Scan the listing below. Report each line that includes "standards".
[Begin Provided data]
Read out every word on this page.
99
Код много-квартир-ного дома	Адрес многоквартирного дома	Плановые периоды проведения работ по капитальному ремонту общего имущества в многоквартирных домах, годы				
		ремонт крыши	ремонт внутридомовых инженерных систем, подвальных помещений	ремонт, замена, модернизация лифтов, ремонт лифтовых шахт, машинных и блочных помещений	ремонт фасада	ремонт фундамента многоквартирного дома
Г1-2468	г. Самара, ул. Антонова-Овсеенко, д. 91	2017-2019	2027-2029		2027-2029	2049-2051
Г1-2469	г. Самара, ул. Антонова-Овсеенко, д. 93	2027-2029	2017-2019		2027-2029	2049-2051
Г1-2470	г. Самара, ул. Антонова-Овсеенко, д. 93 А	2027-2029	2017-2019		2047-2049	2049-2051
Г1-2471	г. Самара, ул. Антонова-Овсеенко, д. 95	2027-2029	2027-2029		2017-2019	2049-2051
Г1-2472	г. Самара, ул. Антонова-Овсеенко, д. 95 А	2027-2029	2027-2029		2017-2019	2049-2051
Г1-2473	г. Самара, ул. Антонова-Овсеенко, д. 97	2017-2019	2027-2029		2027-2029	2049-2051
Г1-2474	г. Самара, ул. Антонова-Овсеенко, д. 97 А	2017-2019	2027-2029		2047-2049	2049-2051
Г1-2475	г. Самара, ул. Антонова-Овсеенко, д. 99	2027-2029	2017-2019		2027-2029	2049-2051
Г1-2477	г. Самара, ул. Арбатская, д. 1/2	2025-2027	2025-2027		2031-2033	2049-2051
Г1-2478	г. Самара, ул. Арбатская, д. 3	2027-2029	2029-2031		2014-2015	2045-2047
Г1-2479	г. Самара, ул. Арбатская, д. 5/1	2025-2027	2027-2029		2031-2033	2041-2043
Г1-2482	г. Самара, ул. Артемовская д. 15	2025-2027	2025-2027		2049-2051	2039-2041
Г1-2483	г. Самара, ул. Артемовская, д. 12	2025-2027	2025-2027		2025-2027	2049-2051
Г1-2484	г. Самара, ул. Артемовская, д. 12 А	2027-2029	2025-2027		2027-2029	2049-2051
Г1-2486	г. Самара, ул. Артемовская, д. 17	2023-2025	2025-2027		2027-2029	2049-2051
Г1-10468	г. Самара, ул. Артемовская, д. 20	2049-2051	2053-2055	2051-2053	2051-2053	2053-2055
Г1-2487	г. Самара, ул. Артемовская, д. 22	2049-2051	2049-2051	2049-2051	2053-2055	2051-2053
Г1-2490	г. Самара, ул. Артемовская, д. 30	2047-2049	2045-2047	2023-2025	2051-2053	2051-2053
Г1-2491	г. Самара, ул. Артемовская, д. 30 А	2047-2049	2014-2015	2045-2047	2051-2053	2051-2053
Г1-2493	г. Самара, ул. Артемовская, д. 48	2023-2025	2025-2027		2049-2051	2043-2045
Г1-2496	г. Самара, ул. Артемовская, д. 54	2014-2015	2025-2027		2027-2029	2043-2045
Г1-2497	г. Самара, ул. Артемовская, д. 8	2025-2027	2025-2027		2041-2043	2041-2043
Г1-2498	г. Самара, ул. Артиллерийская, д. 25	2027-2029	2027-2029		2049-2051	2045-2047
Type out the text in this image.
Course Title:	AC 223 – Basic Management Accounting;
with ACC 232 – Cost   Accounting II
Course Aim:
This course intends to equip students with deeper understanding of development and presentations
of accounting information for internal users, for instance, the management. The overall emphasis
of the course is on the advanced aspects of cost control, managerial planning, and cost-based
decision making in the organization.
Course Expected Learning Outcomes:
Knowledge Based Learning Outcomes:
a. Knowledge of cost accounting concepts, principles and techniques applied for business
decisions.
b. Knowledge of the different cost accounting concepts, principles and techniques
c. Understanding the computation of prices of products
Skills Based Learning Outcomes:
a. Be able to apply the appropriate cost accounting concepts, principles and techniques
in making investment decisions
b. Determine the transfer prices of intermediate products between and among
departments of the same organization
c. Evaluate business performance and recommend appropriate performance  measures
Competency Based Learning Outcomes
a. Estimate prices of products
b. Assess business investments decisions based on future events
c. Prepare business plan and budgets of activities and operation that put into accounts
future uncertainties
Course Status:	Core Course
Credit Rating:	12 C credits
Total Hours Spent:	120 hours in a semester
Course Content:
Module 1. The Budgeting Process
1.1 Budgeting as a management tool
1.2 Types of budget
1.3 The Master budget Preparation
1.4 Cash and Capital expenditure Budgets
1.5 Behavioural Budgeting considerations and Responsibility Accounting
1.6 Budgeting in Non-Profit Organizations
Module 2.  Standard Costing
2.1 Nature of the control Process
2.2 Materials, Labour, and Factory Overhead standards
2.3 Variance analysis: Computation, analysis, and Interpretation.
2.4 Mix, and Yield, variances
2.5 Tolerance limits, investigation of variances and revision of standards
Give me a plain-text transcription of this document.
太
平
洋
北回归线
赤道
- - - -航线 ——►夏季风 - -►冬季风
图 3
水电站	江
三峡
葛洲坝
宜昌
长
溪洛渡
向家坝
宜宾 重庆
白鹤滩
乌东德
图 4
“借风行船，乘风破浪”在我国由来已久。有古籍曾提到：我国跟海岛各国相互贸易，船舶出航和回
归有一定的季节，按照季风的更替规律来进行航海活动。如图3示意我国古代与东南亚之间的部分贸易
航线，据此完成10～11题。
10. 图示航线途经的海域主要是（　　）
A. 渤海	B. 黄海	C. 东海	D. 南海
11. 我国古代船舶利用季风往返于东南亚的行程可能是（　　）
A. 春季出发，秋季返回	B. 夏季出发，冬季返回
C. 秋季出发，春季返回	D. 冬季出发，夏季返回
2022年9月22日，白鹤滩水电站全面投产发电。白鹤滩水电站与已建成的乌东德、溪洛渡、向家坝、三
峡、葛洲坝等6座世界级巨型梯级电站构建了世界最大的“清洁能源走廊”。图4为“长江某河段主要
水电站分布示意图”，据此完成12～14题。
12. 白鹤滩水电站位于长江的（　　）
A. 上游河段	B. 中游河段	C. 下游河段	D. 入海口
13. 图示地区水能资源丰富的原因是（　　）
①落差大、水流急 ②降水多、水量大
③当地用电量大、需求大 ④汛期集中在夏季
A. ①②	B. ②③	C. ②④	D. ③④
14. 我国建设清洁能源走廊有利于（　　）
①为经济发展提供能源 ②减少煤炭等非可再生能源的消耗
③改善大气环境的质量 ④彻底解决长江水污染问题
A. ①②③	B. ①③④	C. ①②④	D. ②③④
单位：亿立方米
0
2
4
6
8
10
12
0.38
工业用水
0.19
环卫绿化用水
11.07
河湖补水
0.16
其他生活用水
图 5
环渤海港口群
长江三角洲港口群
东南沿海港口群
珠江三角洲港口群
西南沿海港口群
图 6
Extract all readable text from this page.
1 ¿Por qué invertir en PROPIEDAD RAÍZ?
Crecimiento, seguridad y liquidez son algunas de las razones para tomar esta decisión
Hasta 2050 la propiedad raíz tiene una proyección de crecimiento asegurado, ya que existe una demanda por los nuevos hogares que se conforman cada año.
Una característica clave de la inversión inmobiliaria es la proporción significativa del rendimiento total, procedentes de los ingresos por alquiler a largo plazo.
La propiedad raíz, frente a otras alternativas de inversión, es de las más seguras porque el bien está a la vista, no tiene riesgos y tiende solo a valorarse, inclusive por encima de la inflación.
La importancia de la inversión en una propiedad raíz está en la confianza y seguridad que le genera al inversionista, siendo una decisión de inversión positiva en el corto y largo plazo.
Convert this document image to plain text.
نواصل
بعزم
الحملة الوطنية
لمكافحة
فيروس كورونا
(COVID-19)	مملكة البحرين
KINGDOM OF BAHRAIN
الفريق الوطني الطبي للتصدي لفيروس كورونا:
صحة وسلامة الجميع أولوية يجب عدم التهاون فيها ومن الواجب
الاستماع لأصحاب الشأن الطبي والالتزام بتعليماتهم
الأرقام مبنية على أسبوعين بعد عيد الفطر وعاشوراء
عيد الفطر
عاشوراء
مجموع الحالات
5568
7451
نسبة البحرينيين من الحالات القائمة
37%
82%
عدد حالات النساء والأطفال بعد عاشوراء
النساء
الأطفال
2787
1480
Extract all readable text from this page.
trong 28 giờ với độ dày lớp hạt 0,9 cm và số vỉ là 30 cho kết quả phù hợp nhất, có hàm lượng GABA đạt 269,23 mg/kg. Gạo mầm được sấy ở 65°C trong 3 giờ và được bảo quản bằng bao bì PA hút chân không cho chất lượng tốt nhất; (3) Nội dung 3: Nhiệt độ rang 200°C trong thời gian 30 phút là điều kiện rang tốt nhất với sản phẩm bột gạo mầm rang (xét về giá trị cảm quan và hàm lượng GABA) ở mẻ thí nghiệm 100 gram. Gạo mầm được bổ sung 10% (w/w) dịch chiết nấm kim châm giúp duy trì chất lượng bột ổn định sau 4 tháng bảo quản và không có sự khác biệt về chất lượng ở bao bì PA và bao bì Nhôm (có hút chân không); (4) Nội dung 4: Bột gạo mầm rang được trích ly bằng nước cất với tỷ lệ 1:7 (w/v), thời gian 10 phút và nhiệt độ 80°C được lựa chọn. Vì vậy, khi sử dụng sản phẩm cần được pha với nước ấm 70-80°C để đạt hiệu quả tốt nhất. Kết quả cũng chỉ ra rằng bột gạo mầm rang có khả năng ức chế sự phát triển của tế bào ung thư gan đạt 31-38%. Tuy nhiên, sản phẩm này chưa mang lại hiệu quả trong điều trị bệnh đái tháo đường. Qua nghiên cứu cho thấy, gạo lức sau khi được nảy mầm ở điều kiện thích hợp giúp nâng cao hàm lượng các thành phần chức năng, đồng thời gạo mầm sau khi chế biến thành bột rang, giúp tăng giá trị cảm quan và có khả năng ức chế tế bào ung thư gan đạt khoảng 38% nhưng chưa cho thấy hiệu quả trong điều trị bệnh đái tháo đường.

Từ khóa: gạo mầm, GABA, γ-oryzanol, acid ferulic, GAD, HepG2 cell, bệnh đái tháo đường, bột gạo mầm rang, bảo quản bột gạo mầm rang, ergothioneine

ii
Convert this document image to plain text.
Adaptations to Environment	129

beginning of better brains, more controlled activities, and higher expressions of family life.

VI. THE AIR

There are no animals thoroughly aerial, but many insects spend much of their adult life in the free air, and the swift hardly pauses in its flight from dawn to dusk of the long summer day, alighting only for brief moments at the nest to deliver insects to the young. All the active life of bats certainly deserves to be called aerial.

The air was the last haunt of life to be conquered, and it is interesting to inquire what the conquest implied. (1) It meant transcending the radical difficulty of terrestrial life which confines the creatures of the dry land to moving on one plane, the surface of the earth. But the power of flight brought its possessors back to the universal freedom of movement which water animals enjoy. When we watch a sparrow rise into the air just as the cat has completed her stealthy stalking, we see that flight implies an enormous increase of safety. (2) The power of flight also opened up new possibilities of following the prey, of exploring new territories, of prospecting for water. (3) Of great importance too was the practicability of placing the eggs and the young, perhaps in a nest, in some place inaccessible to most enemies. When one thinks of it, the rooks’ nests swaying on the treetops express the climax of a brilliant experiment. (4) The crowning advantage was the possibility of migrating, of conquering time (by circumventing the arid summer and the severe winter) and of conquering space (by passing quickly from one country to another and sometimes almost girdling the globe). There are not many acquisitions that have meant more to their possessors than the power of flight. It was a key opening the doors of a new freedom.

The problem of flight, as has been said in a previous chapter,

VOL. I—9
[End Provided data]
■ **Solution to the exercise**
2.2 Materials, Labour, and Factory Overhead standards
2.5 Tolerance limits, investigation of variances and revision of standards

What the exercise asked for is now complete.